• [TASK DESCRIPTION]: Search the entries for the word "JSON" and pull out each line that has it.

• [ENTRIES PROVIDED]:
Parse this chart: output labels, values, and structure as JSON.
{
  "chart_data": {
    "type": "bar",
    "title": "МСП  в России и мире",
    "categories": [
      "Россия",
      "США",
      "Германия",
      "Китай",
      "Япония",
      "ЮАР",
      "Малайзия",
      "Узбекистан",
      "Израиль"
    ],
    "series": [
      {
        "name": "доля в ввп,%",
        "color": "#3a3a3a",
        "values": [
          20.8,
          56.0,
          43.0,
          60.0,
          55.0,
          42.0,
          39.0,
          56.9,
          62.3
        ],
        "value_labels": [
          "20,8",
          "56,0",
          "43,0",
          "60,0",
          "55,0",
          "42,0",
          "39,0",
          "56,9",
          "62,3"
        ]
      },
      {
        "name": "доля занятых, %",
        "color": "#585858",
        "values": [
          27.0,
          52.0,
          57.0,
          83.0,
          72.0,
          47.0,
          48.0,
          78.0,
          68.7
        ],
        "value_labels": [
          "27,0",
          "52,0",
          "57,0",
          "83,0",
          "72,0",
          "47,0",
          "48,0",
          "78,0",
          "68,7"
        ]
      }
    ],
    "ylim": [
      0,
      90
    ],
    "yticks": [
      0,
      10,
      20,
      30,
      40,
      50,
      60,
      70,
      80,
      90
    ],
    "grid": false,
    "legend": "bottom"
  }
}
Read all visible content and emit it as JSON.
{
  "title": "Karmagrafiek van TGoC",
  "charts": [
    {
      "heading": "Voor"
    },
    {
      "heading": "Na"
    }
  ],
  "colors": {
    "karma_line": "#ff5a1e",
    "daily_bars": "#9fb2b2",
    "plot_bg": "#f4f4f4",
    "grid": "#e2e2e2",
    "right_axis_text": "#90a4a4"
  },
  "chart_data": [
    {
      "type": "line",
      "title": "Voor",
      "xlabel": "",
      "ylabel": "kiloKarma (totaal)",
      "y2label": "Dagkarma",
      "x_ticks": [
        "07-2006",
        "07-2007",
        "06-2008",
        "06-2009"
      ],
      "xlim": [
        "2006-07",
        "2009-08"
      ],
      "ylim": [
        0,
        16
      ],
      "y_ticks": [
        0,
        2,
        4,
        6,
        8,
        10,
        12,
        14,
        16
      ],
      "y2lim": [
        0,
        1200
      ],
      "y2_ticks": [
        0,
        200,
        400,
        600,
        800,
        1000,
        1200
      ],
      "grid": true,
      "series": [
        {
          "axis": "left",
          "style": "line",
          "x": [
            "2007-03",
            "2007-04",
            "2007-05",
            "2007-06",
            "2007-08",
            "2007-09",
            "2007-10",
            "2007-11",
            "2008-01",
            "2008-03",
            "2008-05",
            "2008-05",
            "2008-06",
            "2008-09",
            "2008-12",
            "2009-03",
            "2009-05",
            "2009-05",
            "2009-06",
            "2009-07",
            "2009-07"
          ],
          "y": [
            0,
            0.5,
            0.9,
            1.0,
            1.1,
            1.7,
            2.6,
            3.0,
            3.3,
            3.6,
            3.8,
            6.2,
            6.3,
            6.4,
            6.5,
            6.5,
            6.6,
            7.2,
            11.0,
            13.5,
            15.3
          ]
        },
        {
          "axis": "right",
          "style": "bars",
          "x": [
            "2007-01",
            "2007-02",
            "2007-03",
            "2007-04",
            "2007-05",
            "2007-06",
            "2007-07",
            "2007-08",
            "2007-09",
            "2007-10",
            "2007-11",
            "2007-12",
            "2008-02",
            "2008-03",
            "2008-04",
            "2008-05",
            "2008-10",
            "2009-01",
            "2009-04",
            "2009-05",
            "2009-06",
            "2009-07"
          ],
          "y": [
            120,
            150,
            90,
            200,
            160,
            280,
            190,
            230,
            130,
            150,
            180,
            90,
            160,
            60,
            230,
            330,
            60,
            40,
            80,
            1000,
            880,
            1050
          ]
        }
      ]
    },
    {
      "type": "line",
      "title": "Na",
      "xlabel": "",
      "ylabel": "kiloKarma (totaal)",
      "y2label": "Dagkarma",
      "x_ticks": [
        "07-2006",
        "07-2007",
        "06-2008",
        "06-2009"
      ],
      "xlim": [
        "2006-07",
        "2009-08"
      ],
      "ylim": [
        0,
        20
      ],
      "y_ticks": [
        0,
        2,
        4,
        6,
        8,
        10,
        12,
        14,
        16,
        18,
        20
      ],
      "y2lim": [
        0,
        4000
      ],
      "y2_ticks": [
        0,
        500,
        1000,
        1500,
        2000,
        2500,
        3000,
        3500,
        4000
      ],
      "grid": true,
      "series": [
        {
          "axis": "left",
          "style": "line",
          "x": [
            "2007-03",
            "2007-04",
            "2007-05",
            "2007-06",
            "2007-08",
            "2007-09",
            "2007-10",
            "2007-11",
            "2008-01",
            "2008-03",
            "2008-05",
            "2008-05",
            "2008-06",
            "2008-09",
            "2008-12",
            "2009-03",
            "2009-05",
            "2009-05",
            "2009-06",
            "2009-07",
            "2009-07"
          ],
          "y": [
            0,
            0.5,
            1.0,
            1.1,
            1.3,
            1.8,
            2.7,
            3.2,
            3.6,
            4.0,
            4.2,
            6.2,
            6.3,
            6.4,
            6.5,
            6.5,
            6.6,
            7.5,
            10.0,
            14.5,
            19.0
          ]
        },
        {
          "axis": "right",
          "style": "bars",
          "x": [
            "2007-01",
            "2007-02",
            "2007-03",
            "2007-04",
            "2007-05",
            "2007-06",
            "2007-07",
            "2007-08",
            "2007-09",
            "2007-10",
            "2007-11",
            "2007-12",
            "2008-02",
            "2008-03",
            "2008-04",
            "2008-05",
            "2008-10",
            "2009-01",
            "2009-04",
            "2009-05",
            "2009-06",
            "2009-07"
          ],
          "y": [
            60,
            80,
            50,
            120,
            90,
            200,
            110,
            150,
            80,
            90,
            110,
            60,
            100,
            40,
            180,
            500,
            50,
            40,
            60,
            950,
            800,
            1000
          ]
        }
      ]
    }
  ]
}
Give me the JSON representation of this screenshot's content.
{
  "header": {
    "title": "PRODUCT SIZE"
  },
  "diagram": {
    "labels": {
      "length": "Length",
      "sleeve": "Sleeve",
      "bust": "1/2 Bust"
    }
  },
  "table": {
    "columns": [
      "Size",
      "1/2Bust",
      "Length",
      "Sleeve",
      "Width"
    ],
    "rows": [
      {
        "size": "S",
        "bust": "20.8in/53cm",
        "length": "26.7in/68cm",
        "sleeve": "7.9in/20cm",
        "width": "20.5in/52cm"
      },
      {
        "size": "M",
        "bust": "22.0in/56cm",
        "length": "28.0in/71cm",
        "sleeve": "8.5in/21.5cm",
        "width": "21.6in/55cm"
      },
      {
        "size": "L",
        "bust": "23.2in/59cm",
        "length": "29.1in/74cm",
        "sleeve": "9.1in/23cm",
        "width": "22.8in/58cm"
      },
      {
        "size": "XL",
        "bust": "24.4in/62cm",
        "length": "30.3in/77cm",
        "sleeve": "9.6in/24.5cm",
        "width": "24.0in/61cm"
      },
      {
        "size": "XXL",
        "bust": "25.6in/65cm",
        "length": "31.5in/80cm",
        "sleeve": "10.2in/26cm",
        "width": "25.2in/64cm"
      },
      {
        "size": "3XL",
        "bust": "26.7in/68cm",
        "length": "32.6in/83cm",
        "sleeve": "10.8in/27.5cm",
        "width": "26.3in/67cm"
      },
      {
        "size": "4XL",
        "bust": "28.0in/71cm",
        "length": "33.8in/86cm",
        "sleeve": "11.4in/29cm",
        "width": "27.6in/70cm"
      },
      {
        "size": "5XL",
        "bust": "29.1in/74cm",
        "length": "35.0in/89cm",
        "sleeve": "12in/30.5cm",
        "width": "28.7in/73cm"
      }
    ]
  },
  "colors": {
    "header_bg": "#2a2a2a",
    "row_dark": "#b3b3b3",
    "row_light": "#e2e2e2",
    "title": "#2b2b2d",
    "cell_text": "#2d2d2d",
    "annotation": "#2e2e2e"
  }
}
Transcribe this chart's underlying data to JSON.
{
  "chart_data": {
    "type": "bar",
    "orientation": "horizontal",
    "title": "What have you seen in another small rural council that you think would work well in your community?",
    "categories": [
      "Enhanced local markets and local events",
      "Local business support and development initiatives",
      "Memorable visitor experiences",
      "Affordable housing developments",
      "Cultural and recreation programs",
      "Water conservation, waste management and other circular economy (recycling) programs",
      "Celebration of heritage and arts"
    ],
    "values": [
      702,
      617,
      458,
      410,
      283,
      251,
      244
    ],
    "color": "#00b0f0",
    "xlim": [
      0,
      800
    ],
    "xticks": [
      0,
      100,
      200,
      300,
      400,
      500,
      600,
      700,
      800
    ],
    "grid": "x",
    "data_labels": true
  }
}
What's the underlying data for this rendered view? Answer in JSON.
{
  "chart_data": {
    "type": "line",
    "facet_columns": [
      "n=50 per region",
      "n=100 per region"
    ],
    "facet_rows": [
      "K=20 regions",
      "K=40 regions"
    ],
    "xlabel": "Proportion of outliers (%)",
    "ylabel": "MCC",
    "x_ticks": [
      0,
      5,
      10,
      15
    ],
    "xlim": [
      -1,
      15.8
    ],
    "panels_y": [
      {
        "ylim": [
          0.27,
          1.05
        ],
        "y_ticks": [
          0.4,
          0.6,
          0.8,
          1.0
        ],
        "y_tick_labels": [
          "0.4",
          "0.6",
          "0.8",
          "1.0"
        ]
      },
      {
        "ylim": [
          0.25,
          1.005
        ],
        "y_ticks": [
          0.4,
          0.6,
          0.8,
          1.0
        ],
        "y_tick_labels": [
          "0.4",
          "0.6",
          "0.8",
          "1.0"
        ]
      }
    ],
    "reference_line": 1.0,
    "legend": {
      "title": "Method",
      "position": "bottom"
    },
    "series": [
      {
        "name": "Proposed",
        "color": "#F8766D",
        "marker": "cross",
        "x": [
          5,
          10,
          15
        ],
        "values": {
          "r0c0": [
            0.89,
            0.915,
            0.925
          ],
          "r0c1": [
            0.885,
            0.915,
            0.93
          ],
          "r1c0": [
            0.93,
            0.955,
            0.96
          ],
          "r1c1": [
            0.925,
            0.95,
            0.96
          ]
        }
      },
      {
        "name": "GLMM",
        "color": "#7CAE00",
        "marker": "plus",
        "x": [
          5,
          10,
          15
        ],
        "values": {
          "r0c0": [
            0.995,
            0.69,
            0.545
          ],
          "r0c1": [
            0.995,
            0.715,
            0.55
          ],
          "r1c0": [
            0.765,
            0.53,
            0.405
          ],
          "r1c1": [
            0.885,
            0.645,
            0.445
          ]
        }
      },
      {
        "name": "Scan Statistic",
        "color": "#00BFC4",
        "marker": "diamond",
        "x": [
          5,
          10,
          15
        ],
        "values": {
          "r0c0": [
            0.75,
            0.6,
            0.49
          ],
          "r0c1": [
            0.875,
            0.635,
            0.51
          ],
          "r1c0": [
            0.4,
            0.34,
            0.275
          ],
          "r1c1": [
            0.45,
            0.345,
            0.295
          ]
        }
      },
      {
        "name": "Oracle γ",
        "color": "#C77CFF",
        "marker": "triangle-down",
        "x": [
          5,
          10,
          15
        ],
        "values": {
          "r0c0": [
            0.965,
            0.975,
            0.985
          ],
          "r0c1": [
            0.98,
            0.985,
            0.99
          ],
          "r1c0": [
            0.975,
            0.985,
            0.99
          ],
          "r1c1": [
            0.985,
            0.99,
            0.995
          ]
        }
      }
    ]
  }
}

• [ANSWER FOR THIS EXERCISE]:
Parse this chart: output labels, values, and structure as JSON.
Read all visible content and emit it as JSON.
Give me the JSON representation of this screenshot's content.
Transcribe this chart's underlying data to JSON.
What's the underlying data for this rendered view? Answer in JSON.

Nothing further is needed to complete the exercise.